__Provided data__:
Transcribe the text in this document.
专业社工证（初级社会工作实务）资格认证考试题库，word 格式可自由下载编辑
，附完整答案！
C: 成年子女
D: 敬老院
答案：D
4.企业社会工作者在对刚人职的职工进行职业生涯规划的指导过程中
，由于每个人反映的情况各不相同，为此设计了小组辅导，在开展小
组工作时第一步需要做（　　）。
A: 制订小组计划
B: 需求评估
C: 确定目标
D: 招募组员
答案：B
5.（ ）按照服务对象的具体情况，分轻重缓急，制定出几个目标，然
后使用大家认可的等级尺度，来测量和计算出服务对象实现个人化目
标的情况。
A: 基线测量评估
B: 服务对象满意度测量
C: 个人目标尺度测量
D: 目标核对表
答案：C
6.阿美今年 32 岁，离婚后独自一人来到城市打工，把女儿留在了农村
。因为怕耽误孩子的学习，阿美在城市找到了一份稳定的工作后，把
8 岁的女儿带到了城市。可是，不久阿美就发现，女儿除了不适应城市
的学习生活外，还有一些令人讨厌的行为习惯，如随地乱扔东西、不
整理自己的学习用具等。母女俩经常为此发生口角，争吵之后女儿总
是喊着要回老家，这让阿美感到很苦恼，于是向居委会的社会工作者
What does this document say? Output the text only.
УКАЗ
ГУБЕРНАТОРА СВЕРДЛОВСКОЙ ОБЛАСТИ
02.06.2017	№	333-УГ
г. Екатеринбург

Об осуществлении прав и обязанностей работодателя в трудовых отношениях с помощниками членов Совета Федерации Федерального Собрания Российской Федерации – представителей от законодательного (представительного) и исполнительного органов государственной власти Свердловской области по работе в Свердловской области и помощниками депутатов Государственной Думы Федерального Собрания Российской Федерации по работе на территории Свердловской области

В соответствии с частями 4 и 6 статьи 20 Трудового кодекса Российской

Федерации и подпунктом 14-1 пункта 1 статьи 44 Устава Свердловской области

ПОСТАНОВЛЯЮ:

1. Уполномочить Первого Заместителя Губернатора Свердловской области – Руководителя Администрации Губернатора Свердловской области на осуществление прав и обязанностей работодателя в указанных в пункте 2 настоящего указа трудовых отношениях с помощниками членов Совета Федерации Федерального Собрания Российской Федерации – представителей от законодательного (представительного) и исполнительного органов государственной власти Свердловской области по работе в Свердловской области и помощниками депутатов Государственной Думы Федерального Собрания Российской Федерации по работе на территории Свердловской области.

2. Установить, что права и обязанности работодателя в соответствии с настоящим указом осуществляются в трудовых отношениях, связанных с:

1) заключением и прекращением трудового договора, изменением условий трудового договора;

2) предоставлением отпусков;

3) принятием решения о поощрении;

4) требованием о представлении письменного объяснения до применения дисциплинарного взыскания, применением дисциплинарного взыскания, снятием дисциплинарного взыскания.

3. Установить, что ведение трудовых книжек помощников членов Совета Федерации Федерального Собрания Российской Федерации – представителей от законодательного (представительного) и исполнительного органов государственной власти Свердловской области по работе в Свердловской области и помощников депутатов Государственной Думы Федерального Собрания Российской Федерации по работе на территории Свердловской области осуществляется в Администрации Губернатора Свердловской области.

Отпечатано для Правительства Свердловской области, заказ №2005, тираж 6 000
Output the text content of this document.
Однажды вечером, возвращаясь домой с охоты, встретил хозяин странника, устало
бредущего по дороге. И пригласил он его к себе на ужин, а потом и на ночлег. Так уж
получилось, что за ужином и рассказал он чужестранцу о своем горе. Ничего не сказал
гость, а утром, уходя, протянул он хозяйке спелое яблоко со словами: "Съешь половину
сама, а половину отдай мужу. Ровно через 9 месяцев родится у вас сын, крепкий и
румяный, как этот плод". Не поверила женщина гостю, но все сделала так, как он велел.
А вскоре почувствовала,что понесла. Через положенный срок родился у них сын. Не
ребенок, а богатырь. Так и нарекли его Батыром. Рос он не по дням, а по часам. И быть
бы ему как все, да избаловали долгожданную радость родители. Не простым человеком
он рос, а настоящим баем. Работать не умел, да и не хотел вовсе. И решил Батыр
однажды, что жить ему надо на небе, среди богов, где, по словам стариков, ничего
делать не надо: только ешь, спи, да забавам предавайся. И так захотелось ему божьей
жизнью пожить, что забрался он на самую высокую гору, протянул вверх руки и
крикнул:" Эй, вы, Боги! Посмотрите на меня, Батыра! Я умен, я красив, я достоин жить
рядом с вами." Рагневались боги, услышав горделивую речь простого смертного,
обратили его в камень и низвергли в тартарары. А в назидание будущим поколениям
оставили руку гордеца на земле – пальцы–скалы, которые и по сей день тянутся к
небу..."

__Set problem__:
In the listing, find every line with the word "органов" and state how many there are, nothing more.

__Task response__:
3